_Task prompt_. Pull every line that holds the word "title" from the entries.
#### Recorded information ####
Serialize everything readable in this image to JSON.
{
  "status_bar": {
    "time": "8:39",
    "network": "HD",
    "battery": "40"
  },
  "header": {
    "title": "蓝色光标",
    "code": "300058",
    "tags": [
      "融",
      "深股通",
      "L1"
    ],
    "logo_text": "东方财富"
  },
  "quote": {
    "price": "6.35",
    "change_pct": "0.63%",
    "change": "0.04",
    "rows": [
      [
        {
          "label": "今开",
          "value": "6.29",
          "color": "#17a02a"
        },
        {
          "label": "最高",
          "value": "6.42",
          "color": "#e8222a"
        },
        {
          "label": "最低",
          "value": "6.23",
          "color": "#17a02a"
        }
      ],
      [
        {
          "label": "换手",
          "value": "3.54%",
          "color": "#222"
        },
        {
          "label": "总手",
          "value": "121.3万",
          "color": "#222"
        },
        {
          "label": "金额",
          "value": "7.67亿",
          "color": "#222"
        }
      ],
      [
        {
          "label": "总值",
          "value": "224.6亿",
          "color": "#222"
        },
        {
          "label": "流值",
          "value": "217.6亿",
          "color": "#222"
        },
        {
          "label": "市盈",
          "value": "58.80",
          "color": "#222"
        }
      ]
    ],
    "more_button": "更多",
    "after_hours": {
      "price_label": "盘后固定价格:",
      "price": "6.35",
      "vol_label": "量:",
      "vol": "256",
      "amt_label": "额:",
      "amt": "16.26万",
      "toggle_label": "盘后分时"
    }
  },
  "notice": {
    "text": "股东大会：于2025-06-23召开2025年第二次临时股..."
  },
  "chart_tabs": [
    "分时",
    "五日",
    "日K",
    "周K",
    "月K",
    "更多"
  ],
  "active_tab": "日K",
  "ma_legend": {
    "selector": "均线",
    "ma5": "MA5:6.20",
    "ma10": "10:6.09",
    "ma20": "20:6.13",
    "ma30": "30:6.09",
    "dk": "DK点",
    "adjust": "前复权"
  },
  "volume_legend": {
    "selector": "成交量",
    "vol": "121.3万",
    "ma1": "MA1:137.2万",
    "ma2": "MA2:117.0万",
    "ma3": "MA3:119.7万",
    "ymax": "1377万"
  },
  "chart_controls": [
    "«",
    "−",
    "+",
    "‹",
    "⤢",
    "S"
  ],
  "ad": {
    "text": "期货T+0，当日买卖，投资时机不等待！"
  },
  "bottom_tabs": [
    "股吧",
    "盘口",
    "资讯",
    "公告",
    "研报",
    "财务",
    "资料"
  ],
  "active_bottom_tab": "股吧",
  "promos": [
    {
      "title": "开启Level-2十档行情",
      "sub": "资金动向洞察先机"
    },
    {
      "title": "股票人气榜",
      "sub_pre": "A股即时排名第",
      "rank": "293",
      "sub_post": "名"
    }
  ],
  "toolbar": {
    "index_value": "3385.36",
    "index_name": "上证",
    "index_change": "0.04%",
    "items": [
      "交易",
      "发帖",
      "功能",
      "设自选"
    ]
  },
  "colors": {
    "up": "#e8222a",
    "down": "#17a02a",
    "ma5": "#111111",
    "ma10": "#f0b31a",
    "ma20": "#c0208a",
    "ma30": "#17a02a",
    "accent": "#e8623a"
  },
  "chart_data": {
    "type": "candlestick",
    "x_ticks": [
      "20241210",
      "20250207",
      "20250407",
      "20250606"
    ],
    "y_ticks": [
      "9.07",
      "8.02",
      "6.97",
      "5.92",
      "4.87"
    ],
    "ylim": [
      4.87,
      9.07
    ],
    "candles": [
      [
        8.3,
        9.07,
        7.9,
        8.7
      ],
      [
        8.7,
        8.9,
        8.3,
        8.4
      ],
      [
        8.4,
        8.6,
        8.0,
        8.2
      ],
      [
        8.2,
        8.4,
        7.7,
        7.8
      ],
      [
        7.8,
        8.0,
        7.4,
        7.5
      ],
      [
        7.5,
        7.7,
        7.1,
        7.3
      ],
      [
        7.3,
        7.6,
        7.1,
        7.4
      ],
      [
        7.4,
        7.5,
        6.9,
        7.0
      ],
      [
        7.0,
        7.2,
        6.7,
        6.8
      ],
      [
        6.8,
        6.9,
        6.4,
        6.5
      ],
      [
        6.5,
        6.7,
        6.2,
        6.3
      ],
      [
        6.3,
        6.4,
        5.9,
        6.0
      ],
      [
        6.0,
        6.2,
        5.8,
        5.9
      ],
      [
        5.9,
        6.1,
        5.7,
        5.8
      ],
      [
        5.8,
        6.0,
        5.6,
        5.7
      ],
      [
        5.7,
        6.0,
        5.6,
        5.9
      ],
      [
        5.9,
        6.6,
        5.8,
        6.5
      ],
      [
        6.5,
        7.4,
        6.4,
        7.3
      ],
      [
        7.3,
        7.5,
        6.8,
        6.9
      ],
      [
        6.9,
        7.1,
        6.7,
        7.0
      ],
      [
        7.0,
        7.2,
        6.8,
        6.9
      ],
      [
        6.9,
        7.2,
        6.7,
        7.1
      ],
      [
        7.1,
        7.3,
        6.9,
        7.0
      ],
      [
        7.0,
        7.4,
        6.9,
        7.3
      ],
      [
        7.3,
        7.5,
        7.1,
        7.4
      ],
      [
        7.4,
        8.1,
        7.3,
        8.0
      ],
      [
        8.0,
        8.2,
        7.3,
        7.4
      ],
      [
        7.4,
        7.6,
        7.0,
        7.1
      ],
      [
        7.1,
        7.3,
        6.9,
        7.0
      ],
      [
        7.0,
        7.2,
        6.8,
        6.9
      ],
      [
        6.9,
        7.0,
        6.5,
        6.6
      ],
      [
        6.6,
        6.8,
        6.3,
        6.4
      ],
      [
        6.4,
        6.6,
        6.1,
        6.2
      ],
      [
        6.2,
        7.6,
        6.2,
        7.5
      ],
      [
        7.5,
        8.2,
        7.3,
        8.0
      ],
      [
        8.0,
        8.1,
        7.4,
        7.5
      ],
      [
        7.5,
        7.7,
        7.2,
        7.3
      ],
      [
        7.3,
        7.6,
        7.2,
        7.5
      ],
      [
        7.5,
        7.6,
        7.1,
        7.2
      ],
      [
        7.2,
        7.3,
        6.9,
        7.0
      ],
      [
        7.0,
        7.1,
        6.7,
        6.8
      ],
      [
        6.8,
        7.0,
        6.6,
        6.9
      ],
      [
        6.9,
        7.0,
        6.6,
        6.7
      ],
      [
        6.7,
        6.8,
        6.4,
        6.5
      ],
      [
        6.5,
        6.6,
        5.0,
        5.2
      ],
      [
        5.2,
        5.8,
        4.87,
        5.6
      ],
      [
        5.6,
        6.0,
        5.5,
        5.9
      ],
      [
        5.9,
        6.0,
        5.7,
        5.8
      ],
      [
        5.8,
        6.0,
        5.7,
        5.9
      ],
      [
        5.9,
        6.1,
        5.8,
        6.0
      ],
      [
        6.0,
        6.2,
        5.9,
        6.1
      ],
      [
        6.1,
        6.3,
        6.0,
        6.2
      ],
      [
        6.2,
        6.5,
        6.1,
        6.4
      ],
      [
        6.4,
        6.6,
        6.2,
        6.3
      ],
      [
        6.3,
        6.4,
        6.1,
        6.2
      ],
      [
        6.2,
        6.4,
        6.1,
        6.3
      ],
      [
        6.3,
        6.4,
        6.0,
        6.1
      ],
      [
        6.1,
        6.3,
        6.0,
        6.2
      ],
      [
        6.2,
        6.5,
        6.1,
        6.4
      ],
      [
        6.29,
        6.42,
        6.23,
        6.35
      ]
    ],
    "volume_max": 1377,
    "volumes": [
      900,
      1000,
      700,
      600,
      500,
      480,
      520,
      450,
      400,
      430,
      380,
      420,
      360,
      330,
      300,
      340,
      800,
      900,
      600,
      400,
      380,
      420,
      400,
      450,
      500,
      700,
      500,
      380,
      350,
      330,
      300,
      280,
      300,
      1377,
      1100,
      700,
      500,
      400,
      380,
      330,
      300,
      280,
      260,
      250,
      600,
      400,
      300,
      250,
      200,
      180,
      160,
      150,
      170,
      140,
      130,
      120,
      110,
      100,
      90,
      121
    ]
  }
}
####
_Finished task_.
    "title": "蓝色光标",
      "title": "开启Level-2十档行情",
      "title": "股票人气榜",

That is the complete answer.